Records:
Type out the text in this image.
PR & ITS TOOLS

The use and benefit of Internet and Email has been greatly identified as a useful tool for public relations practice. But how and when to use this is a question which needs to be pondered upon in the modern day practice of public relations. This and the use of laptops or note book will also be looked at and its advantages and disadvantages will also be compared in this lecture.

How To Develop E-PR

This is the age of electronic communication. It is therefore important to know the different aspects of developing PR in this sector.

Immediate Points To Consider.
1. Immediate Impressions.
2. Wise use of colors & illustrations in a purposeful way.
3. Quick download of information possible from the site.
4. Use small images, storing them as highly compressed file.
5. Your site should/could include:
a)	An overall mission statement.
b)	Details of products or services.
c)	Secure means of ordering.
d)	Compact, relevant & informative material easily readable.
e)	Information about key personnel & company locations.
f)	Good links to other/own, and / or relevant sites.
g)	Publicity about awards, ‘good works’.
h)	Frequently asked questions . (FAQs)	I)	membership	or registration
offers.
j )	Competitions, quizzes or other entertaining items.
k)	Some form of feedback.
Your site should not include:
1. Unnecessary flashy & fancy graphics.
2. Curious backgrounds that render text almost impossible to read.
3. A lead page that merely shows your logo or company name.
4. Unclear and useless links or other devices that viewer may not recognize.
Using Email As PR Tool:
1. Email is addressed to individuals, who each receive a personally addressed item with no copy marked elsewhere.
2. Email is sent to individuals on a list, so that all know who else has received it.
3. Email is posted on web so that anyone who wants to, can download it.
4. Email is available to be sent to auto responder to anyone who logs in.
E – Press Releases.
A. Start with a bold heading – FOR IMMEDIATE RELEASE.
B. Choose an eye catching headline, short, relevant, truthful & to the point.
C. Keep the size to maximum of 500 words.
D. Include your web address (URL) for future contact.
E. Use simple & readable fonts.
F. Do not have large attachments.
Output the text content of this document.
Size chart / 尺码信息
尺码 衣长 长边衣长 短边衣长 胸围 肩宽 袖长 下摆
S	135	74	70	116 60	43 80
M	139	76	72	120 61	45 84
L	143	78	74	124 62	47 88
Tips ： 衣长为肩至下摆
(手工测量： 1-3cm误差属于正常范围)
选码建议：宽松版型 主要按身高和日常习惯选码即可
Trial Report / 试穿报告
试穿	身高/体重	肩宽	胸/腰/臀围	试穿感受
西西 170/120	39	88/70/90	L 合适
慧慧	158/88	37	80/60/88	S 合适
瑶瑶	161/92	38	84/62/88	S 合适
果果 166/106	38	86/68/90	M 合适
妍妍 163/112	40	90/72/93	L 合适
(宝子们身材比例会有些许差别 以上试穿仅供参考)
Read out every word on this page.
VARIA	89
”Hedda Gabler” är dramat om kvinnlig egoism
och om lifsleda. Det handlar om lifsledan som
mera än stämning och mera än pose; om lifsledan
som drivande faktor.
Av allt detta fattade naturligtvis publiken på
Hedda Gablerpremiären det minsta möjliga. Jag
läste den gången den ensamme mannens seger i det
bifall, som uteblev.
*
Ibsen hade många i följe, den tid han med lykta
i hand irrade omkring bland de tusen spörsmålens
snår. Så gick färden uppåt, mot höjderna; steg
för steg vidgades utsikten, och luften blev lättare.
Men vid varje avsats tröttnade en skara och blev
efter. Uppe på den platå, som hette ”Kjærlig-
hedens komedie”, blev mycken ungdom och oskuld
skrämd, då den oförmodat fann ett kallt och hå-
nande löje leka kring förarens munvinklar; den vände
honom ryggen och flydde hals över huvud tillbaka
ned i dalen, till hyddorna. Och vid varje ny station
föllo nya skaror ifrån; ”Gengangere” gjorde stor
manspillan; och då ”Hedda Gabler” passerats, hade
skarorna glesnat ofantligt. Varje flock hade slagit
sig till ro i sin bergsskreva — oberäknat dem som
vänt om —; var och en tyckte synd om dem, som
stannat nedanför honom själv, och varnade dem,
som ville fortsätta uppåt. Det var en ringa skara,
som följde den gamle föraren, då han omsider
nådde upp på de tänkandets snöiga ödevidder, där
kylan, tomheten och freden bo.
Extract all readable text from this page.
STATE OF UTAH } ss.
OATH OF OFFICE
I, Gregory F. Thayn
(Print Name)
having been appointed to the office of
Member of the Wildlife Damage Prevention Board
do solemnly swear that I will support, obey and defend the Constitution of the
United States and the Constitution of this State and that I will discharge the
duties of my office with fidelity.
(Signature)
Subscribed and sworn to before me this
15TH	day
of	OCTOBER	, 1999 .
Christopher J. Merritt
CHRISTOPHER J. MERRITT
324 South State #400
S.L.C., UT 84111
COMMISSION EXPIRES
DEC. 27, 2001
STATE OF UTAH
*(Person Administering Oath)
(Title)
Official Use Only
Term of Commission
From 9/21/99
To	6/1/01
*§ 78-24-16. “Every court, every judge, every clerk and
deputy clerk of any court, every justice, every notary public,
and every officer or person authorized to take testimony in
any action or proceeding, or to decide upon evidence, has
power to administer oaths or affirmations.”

PROBLEM STATEMENT:
Please output the complete data exactly.

FINISHED EXERCISE:
Type out the text in this image.
PR & ITS TOOLS

The use and benefit of Internet and Email has been greatly identified as a useful tool for public relations practice. But how and when to use this is a question which needs to be pondered upon in the modern day practice of public relations. This and the use of laptops or note book will also be looked at and its advantages and disadvantages will also be compared in this lecture.

How To Develop E-PR

This is the age of electronic communication. It is therefore important to know the different aspects of developing PR in this sector.

Immediate Points To Consider.
1. Immediate Impressions.
2. Wise use of colors & illustrations in a purposeful way.
3. Quick download of information possible from the site.
4. Use small images, storing them as highly compressed file.
5. Your site should/could include:
a)	An overall mission statement.
b)	Details of products or services.
c)	Secure means of ordering.
d)	Compact, relevant & informative material easily readable.
e)	Information about key personnel & company locations.
f)	Good links to other/own, and / or relevant sites.
g)	Publicity about awards, ‘good works’.
h)	Frequently asked questions . (FAQs)	I)	membership	or registration
offers.
j )	Competitions, quizzes or other entertaining items.
k)	Some form of feedback.
Your site should not include:
1. Unnecessary flashy & fancy graphics.
2. Curious backgrounds that render text almost impossible to read.
3. A lead page that merely shows your logo or company name.
4. Unclear and useless links or other devices that viewer may not recognize.
Using Email As PR Tool:
1. Email is addressed to individuals, who each receive a personally addressed item with no copy marked elsewhere.
2. Email is sent to individuals on a list, so that all know who else has received it.
3. Email is posted on web so that anyone who wants to, can download it.
4. Email is available to be sent to auto responder to anyone who logs in.
E – Press Releases.
A. Start with a bold heading – FOR IMMEDIATE RELEASE.
B. Choose an eye catching headline, short, relevant, truthful & to the point.
C. Keep the size to maximum of 500 words.
D. Include your web address (URL) for future contact.
E. Use simple & readable fonts.
F. Do not have large attachments.
Output the text content of this document.
Size chart / 尺码信息
尺码 衣长 长边衣长 短边衣长 胸围 肩宽 袖长 下摆
S	135	74	70	116 60	43 80
M	139	76	72	120 61	45 84
L	143	78	74	124 62	47 88
Tips ： 衣长为肩至下摆
(手工测量： 1-3cm误差属于正常范围)
选码建议：宽松版型 主要按身高和日常习惯选码即可
Trial Report / 试穿报告
试穿	身高/体重	肩宽	胸/腰/臀围	试穿感受
西西 170/120	39	88/70/90	L 合适
慧慧	158/88	37	80/60/88	S 合适
瑶瑶	161/92	38	84/62/88	S 合适
果果 166/106	38	86/68/90	M 合适
妍妍 163/112	40	90/72/93	L 合适
(宝子们身材比例会有些许差别 以上试穿仅供参考)
Read out every word on this page.
VARIA	89
”Hedda Gabler” är dramat om kvinnlig egoism
och om lifsleda. Det handlar om lifsledan som
mera än stämning och mera än pose; om lifsledan
som drivande faktor.
Av allt detta fattade naturligtvis publiken på
Hedda Gablerpremiären det minsta möjliga. Jag
läste den gången den ensamme mannens seger i det
bifall, som uteblev.
*
Ibsen hade många i följe, den tid han med lykta
i hand irrade omkring bland de tusen spörsmålens
snår. Så gick färden uppåt, mot höjderna; steg
för steg vidgades utsikten, och luften blev lättare.
Men vid varje avsats tröttnade en skara och blev
efter. Uppe på den platå, som hette ”Kjærlig-
hedens komedie”, blev mycken ungdom och oskuld
skrämd, då den oförmodat fann ett kallt och hå-
nande löje leka kring förarens munvinklar; den vände
honom ryggen och flydde hals över huvud tillbaka
ned i dalen, till hyddorna. Och vid varje ny station
föllo nya skaror ifrån; ”Gengangere” gjorde stor
manspillan; och då ”Hedda Gabler” passerats, hade
skarorna glesnat ofantligt. Varje flock hade slagit
sig till ro i sin bergsskreva — oberäknat dem som
vänt om —; var och en tyckte synd om dem, som
stannat nedanför honom själv, och varnade dem,
som ville fortsätta uppåt. Det var en ringa skara,
som följde den gamle föraren, då han omsider
nådde upp på de tänkandets snöiga ödevidder, där
kylan, tomheten och freden bo.
Extract all readable text from this page.
STATE OF UTAH } ss.
OATH OF OFFICE
I, Gregory F. Thayn
(Print Name)
having been appointed to the office of
Member of the Wildlife Damage Prevention Board
do solemnly swear that I will support, obey and defend the Constitution of the
United States and the Constitution of this State and that I will discharge the
duties of my office with fidelity.
(Signature)
Subscribed and sworn to before me this
15TH	day
of	OCTOBER	, 1999 .
Christopher J. Merritt
CHRISTOPHER J. MERRITT
324 South State #400
S.L.C., UT 84111
COMMISSION EXPIRES
DEC. 27, 2001
STATE OF UTAH
*(Person Administering Oath)
(Title)
Official Use Only
Term of Commission
From 9/21/99
To	6/1/01
*§ 78-24-16. “Every court, every judge, every clerk and
deputy clerk of any court, every justice, every notary public,
and every officer or person authorized to take testimony in
any action or proceeding, or to decide upon evidence, has
power to administer oaths or affirmations.”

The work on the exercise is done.